DATA FOR PROCESSING

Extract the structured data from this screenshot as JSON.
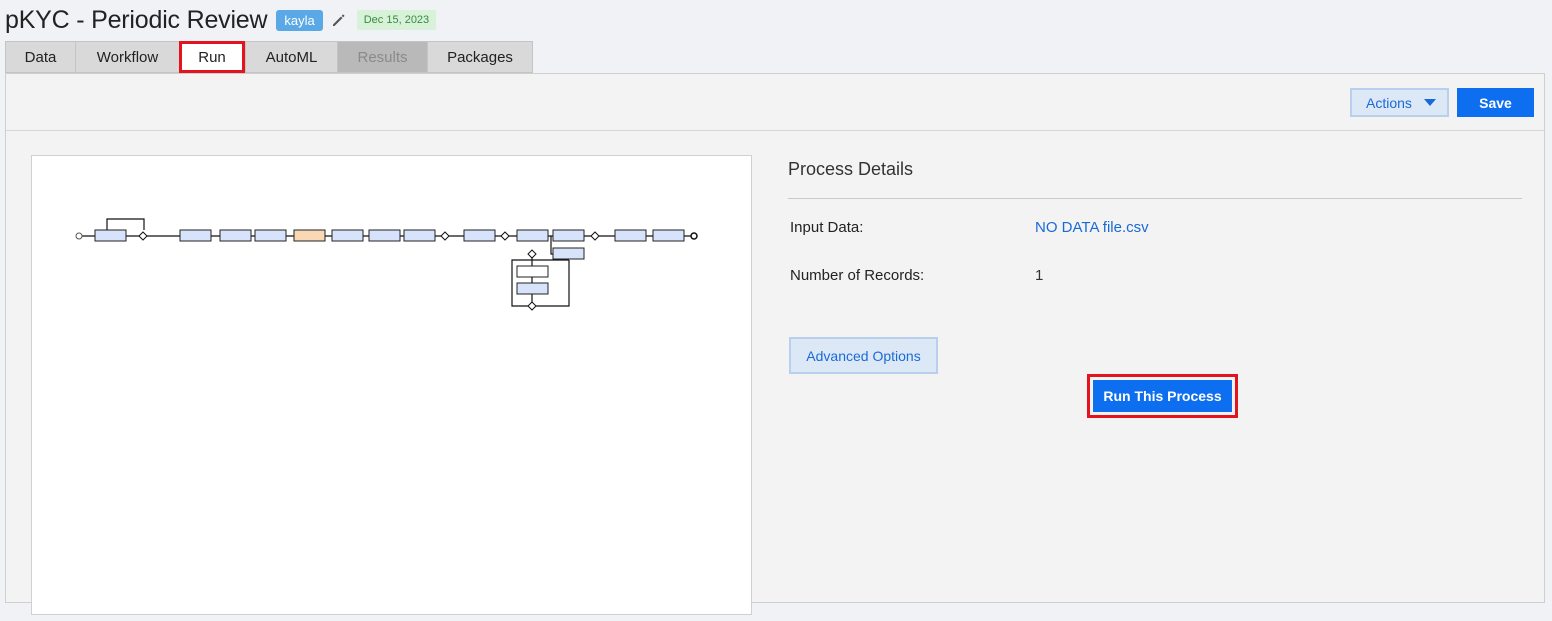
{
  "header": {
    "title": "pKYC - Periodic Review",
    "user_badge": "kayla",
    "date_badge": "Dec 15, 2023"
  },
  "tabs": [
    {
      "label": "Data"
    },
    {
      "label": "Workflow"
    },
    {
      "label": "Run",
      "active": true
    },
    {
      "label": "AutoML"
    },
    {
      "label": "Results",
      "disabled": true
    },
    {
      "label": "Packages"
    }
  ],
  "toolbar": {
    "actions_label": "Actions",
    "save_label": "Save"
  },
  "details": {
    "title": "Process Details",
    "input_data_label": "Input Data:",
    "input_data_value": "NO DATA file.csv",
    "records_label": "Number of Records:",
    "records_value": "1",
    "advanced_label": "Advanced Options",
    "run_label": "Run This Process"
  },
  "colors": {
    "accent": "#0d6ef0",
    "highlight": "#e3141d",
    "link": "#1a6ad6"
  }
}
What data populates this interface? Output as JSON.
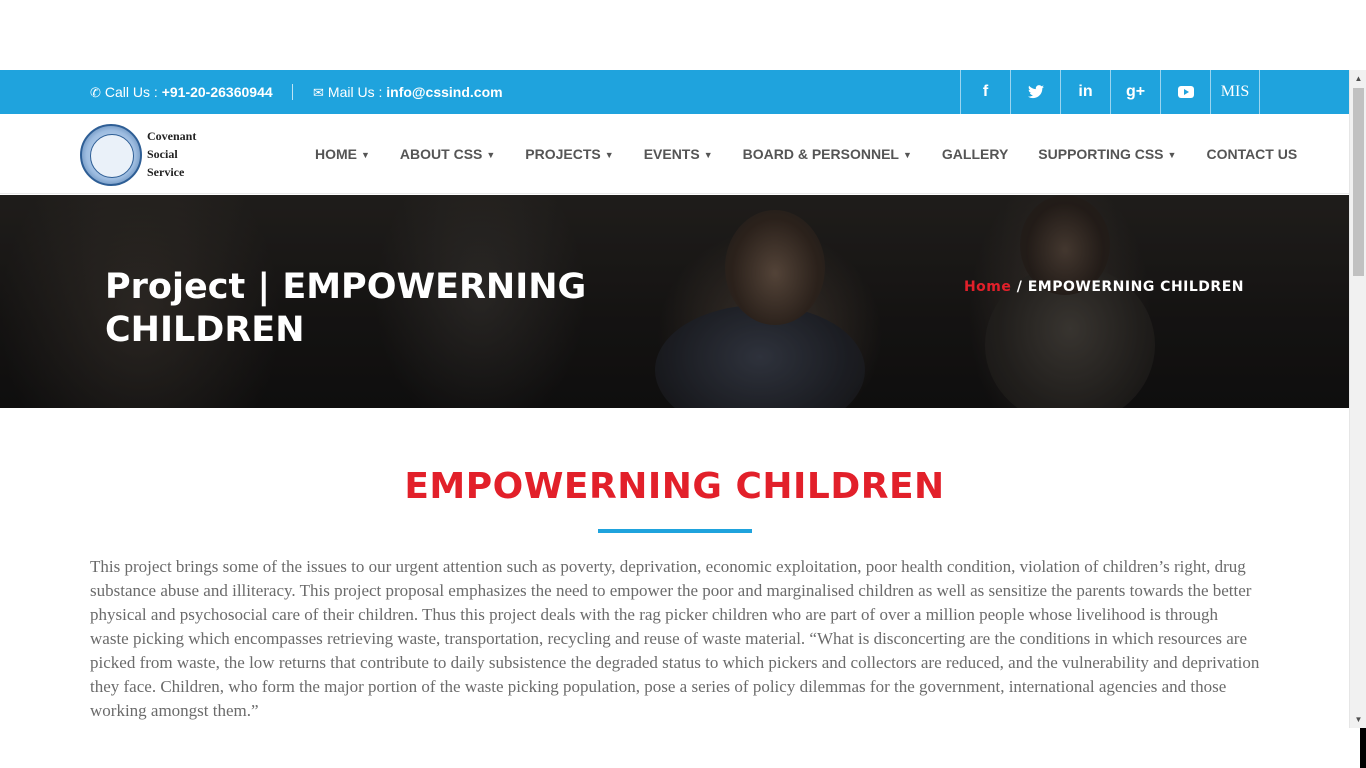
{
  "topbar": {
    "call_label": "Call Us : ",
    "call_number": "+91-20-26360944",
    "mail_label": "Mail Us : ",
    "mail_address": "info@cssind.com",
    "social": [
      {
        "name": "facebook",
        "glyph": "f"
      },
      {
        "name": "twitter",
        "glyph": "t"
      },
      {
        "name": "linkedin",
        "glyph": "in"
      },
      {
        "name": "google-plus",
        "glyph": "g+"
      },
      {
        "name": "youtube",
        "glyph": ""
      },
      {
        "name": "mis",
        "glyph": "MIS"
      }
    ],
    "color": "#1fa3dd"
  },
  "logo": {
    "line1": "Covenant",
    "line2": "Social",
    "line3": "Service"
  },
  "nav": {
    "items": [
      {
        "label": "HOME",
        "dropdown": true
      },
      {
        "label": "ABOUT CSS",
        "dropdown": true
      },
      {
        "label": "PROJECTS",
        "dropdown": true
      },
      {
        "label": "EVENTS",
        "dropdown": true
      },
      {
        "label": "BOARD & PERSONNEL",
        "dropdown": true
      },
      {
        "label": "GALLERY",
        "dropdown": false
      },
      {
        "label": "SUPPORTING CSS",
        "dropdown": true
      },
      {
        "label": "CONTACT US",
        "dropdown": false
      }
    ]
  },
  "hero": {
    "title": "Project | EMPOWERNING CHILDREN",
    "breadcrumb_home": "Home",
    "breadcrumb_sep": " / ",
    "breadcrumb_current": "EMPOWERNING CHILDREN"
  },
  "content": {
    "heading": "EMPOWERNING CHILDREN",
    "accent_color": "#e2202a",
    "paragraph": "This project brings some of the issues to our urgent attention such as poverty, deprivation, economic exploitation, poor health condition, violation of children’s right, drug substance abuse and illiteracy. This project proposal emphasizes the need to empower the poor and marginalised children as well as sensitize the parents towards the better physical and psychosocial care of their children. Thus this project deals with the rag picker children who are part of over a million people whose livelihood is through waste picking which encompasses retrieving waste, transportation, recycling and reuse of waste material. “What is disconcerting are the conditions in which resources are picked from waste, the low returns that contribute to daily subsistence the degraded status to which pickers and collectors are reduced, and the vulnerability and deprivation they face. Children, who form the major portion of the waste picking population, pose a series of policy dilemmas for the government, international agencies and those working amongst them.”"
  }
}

TASK STATEMENT
Restate each entry word for word, leaving out any pictures.

ANSWER TO THIS TASK
Extract the structured data from this screenshot as JSON.
{
  "header": {
    "title": "pKYC - Periodic Review",
    "user_badge": "kayla",
    "date_badge": "Dec 15, 2023"
  },
  "tabs": [
    {
      "label": "Data"
    },
    {
      "label": "Workflow"
    },
    {
      "label": "Run",
      "active": true
    },
    {
      "label": "AutoML"
    },
    {
      "label": "Results",
      "disabled": true
    },
    {
      "label": "Packages"
    }
  ],
  "toolbar": {
    "actions_label": "Actions",
    "save_label": "Save"
  },
  "details": {
    "title": "Process Details",
    "input_data_label": "Input Data:",
    "input_data_value": "NO DATA file.csv",
    "records_label": "Number of Records:",
    "records_value": "1",
    "advanced_label": "Advanced Options",
    "run_label": "Run This Process"
  },
  "colors": {
    "accent": "#0d6ef0",
    "highlight": "#e3141d",
    "link": "#1a6ad6"
  }
}
What data populates this interface? Output as JSON.
{
  "topbar": {
    "call_label": "Call Us : ",
    "call_number": "+91-20-26360944",
    "mail_label": "Mail Us : ",
    "mail_address": "info@cssind.com",
    "social": [
      {
        "name": "facebook",
        "glyph": "f"
      },
      {
        "name": "twitter",
        "glyph": "t"
      },
      {
        "name": "linkedin",
        "glyph": "in"
      },
      {
        "name": "google-plus",
        "glyph": "g+"
      },
      {
        "name": "youtube",
        "glyph": ""
      },
      {
        "name": "mis",
        "glyph": "MIS"
      }
    ],
    "color": "#1fa3dd"
  },
  "logo": {
    "line1": "Covenant",
    "line2": "Social",
    "line3": "Service"
  },
  "nav": {
    "items": [
      {
        "label": "HOME",
        "dropdown": true
      },
      {
        "label": "ABOUT CSS",
        "dropdown": true
      },
      {
        "label": "PROJECTS",
        "dropdown": true
      },
      {
        "label": "EVENTS",
        "dropdown": true
      },
      {
        "label": "BOARD & PERSONNEL",
        "dropdown": true
      },
      {
        "label": "GALLERY",
        "dropdown": false
      },
      {
        "label": "SUPPORTING CSS",
        "dropdown": true
      },
      {
        "label": "CONTACT US",
        "dropdown": false
      }
    ]
  },
  "hero": {
    "title": "Project | EMPOWERNING CHILDREN",
    "breadcrumb_home": "Home",
    "breadcrumb_sep": " / ",
    "breadcrumb_current": "EMPOWERNING CHILDREN"
  },
  "content": {
    "heading": "EMPOWERNING CHILDREN",
    "accent_color": "#e2202a",
    "paragraph": "This project brings some of the issues to our urgent attention such as poverty, deprivation, economic exploitation, poor health condition, violation of children’s right, drug substance abuse and illiteracy. This project proposal emphasizes the need to empower the poor and marginalised children as well as sensitize the parents towards the better physical and psychosocial care of their children. Thus this project deals with the rag picker children who are part of over a million people whose livelihood is through waste picking which encompasses retrieving waste, transportation, recycling and reuse of waste material. “What is disconcerting are the conditions in which resources are picked from waste, the low returns that contribute to daily subsistence the degraded status to which pickers and collectors are reduced, and the vulnerability and deprivation they face. Children, who form the major portion of the waste picking population, pose a series of policy dilemmas for the government, international agencies and those working amongst them.”"
  }
}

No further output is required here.